◆ **PROBLEM TO WORK ON**: Among the entries below, which lines run from the line with "Extract the structured" through the line with "Parse this screenshot: output"? Retype those, both ends included, exactly and without pictures.
[BEGIN EXERCISE MATERIALS]
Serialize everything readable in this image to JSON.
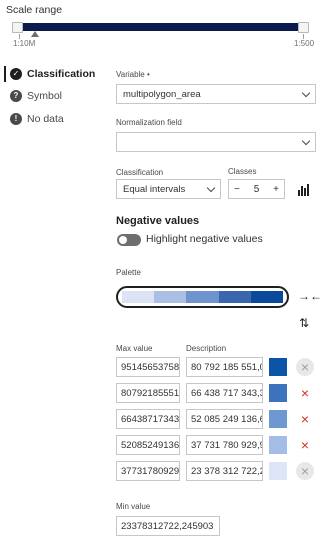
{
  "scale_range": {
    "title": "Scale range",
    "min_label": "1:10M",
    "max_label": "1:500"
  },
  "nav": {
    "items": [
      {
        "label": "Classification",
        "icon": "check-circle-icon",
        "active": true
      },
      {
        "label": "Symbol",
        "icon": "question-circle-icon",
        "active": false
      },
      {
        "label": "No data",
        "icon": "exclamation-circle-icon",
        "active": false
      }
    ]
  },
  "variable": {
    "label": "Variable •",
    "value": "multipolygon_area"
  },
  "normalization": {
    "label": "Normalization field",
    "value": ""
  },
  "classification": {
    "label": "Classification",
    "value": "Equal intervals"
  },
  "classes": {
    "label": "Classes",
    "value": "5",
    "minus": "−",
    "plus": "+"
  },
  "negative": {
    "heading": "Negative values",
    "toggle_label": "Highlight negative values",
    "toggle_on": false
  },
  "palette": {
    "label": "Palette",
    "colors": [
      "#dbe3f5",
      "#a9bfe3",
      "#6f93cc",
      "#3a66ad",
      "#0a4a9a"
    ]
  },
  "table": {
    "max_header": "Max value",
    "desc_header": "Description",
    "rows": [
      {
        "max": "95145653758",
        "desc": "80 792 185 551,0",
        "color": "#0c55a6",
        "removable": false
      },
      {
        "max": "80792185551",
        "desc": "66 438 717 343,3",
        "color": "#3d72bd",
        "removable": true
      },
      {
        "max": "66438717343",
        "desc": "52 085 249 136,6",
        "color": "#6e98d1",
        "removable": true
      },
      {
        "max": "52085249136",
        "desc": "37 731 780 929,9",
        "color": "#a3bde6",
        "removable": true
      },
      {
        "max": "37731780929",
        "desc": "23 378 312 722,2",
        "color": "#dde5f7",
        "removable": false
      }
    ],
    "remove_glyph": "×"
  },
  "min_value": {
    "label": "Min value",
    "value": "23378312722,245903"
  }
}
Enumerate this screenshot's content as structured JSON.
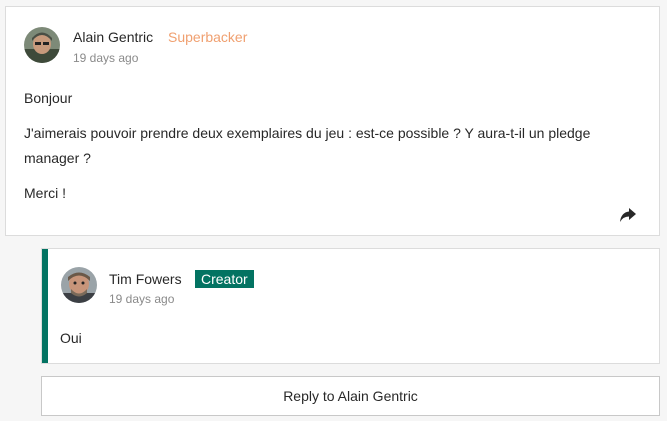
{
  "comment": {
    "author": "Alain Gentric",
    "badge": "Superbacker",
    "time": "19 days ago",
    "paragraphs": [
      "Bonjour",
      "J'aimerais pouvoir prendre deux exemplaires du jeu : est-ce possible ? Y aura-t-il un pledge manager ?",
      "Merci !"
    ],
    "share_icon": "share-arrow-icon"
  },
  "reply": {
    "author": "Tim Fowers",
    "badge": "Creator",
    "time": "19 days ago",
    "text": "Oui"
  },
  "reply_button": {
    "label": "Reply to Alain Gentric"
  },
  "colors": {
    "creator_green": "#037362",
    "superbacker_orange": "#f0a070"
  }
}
[END EXERCISE MATERIALS]
[BEGIN EXERCISE MATERIALS]
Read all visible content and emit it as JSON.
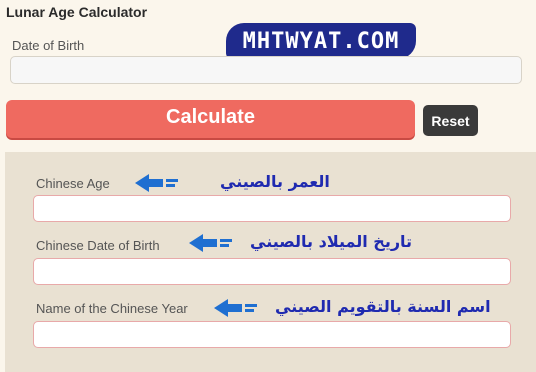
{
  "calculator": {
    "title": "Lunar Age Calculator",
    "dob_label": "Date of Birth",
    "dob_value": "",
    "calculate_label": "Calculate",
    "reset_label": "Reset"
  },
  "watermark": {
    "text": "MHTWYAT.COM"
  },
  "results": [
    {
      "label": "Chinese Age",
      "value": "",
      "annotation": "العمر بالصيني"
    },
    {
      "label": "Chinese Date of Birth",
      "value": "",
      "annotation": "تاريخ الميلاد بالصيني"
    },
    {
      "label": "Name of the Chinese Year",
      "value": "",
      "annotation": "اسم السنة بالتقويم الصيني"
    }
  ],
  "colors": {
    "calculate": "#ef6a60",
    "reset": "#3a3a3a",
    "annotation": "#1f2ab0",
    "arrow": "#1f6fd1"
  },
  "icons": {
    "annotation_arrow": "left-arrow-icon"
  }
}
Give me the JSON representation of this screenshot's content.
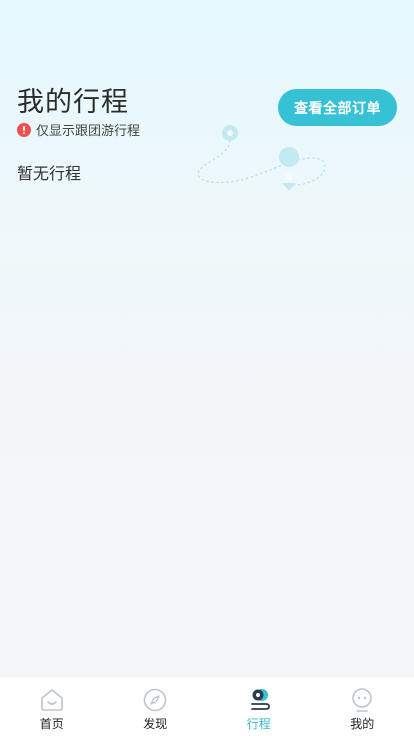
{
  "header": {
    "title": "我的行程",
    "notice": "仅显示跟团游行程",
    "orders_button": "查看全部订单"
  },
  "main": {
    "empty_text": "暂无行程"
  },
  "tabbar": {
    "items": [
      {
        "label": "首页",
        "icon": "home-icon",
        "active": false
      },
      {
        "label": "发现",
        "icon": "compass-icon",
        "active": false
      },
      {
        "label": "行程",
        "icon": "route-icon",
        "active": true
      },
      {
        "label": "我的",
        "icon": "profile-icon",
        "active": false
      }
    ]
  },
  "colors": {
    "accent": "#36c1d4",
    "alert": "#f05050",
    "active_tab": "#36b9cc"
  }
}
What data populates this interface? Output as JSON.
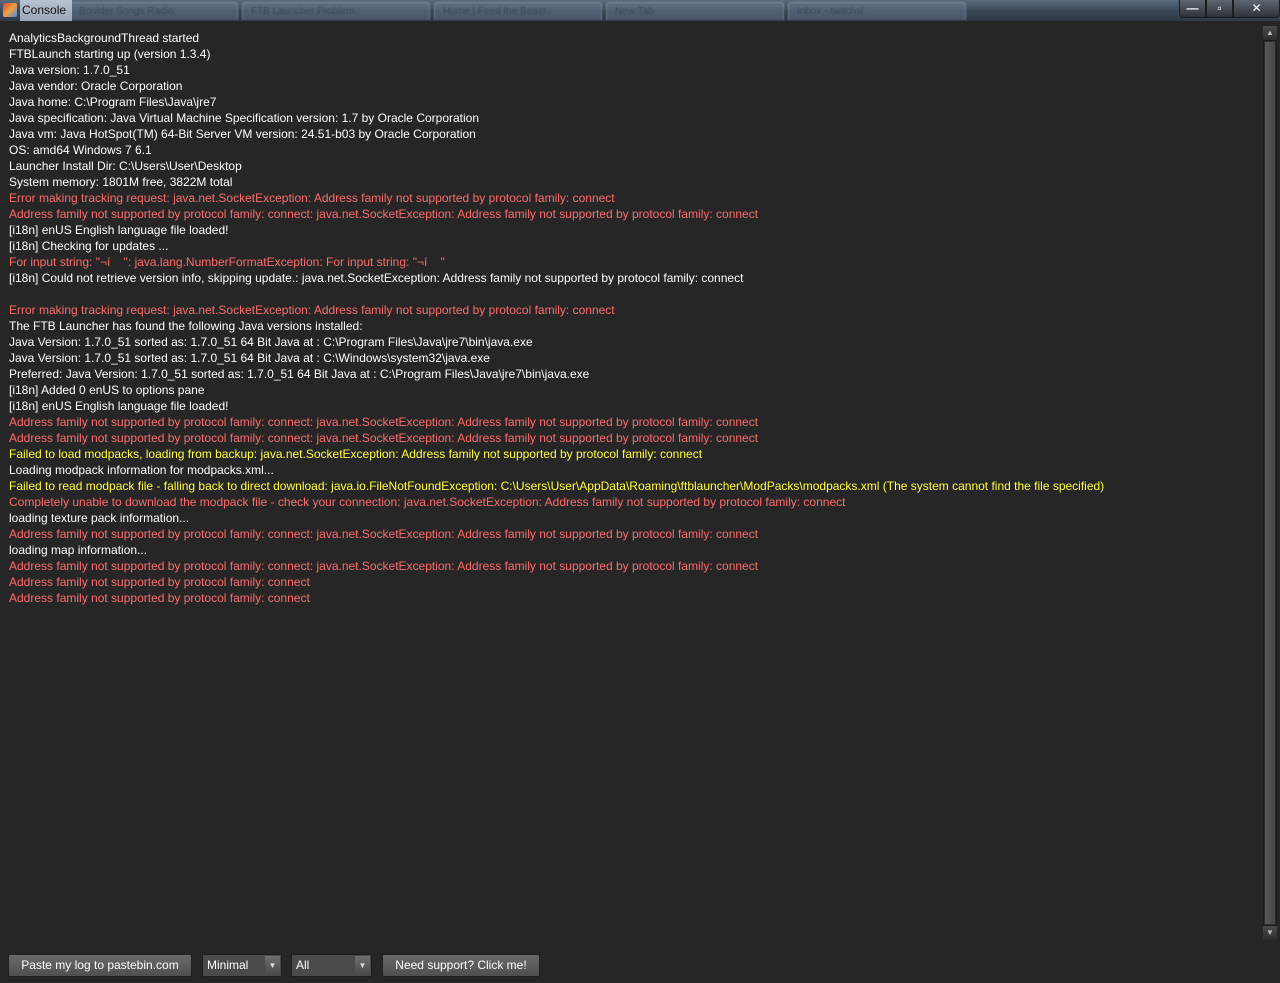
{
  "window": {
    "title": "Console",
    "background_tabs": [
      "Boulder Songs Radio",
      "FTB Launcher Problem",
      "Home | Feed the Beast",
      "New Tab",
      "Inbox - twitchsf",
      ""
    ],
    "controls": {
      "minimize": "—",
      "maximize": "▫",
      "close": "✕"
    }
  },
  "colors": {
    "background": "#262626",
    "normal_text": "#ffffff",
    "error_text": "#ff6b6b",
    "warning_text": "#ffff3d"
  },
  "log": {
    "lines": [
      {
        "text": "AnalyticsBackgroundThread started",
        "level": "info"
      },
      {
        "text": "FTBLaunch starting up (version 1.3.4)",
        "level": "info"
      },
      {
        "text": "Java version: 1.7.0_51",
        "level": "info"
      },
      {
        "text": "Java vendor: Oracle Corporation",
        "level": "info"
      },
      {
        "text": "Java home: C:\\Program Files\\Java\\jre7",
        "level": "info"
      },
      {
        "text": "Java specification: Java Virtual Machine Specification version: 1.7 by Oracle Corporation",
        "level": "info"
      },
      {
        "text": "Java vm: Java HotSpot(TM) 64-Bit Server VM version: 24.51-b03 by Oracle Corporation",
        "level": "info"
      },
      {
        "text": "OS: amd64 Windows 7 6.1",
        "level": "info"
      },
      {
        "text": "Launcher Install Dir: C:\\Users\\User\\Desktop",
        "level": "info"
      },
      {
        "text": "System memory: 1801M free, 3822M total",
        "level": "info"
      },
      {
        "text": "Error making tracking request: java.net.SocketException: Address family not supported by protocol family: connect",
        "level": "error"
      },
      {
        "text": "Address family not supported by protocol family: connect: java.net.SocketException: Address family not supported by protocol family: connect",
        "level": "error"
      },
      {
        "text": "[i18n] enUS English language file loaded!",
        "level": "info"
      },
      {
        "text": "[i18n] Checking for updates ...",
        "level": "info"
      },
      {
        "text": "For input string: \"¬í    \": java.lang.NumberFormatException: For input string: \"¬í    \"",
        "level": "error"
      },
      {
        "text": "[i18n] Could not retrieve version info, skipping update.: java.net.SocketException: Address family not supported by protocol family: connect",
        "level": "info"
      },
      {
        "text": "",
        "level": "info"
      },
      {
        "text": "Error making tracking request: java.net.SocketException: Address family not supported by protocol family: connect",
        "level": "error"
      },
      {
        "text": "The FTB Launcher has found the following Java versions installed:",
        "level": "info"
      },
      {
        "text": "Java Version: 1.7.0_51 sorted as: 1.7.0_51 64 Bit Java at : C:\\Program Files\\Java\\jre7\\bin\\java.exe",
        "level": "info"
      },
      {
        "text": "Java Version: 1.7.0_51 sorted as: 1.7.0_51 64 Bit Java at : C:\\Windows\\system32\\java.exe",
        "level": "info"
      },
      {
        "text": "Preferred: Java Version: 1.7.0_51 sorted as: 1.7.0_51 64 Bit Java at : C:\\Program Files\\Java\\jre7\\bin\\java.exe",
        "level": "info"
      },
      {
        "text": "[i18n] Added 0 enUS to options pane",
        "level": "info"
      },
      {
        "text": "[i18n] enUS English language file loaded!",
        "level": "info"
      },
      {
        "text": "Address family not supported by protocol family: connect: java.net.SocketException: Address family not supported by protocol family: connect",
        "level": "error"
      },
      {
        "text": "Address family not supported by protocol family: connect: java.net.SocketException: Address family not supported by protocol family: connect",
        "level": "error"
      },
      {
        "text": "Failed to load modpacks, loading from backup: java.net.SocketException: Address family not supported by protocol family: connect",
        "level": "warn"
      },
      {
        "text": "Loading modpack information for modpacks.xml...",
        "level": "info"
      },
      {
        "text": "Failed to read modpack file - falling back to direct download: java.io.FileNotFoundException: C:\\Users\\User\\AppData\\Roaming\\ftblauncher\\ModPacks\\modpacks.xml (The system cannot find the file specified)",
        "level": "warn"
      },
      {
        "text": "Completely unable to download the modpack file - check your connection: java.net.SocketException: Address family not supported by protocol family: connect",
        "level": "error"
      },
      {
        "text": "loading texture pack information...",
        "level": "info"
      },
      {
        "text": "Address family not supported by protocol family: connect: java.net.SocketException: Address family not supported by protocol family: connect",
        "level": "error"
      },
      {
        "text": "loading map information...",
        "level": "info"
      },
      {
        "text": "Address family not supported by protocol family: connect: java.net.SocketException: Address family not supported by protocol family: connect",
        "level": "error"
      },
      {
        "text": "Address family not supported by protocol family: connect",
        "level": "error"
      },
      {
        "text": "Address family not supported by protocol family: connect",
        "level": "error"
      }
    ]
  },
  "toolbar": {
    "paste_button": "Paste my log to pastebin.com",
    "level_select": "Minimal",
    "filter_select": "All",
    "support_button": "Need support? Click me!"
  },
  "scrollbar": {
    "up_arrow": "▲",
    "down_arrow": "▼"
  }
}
[END EXERCISE MATERIALS]
[BEGIN EXERCISE MATERIALS]
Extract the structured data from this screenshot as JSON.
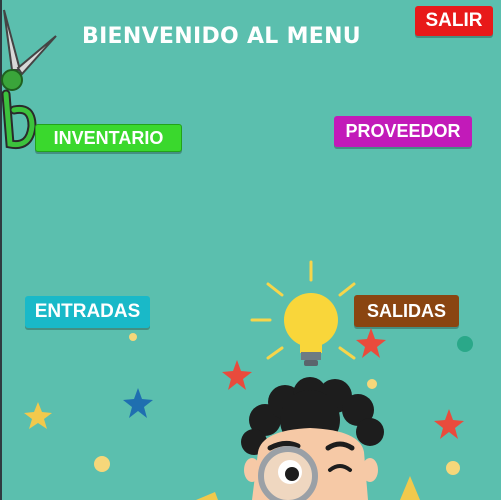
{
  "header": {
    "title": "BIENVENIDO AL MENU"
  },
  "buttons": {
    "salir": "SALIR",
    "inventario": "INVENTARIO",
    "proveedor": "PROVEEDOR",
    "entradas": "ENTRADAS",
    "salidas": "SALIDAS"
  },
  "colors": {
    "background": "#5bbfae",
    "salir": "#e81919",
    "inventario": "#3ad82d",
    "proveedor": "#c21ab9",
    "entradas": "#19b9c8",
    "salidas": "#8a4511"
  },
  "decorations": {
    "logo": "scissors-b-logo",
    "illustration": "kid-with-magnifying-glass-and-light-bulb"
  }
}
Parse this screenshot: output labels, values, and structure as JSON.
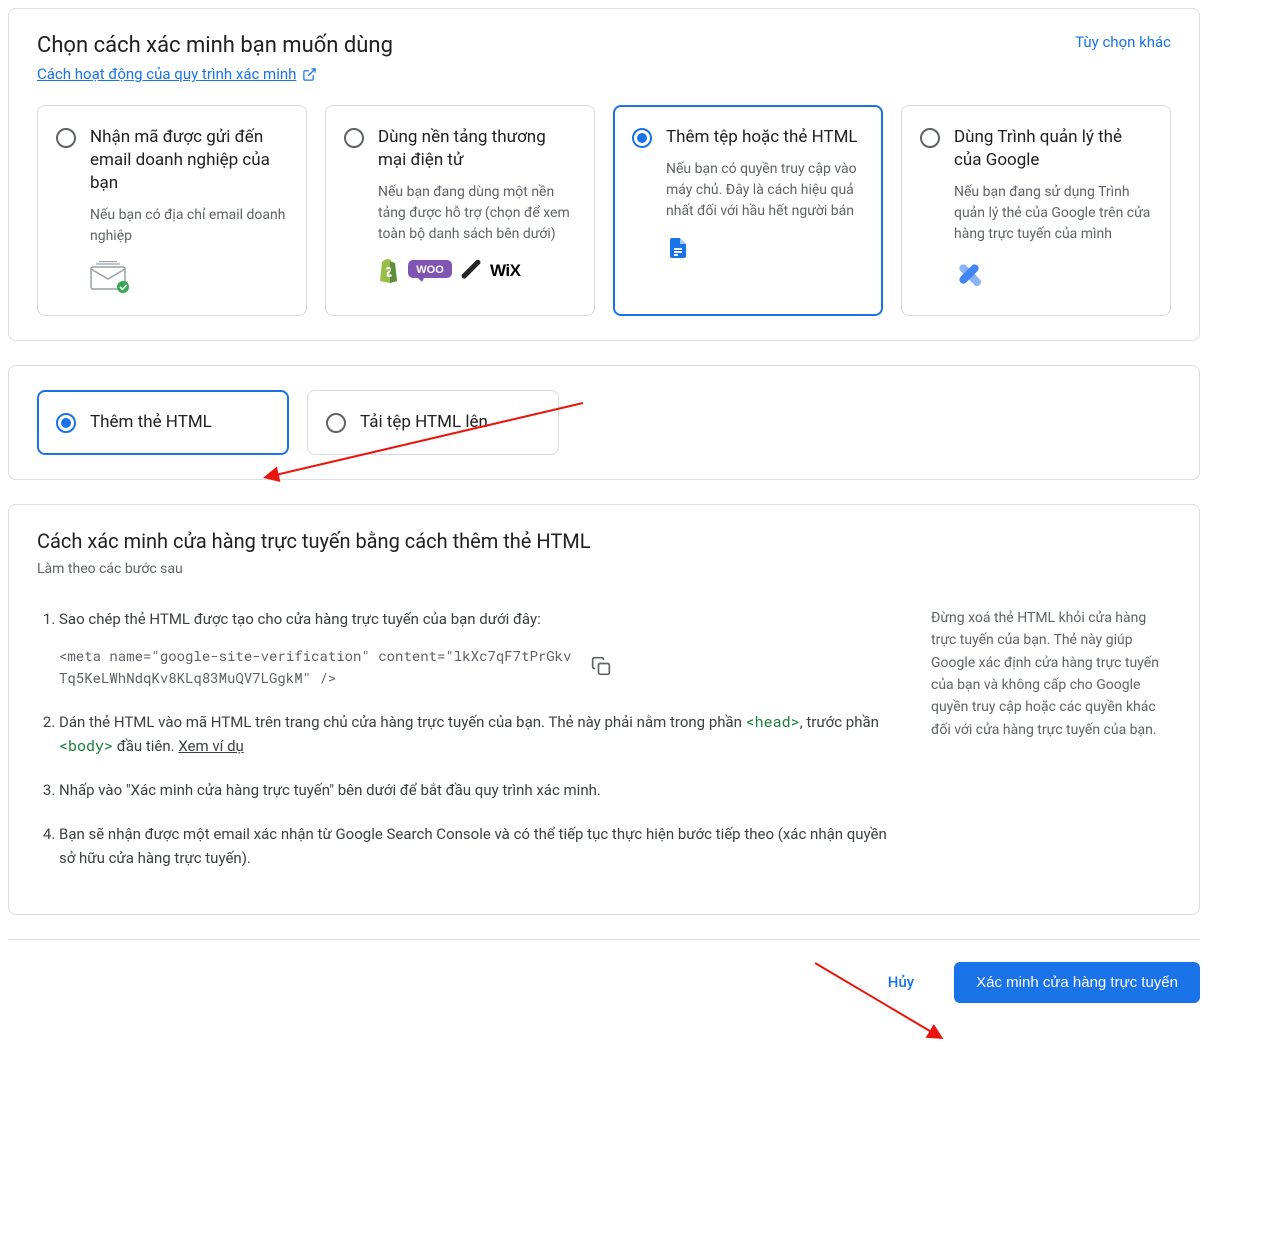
[END EXERCISE MATERIALS]
◆ **SOLUTION FOR THIS PROBLEM**:
Extract the structured data from this screenshot as JSON.
{
  "header": {
    "title": "BIENVENIDO AL MENU"
  },
  "buttons": {
    "salir": "SALIR",
    "inventario": "INVENTARIO",
    "proveedor": "PROVEEDOR",
    "entradas": "ENTRADAS",
    "salidas": "SALIDAS"
  },
  "colors": {
    "background": "#5bbfae",
    "salir": "#e81919",
    "inventario": "#3ad82d",
    "proveedor": "#c21ab9",
    "entradas": "#19b9c8",
    "salidas": "#8a4511"
  },
  "decorations": {
    "logo": "scissors-b-logo",
    "illustration": "kid-with-magnifying-glass-and-light-bulb"
  }
}
Parse this screenshot: output labels, values, and structure as JSON.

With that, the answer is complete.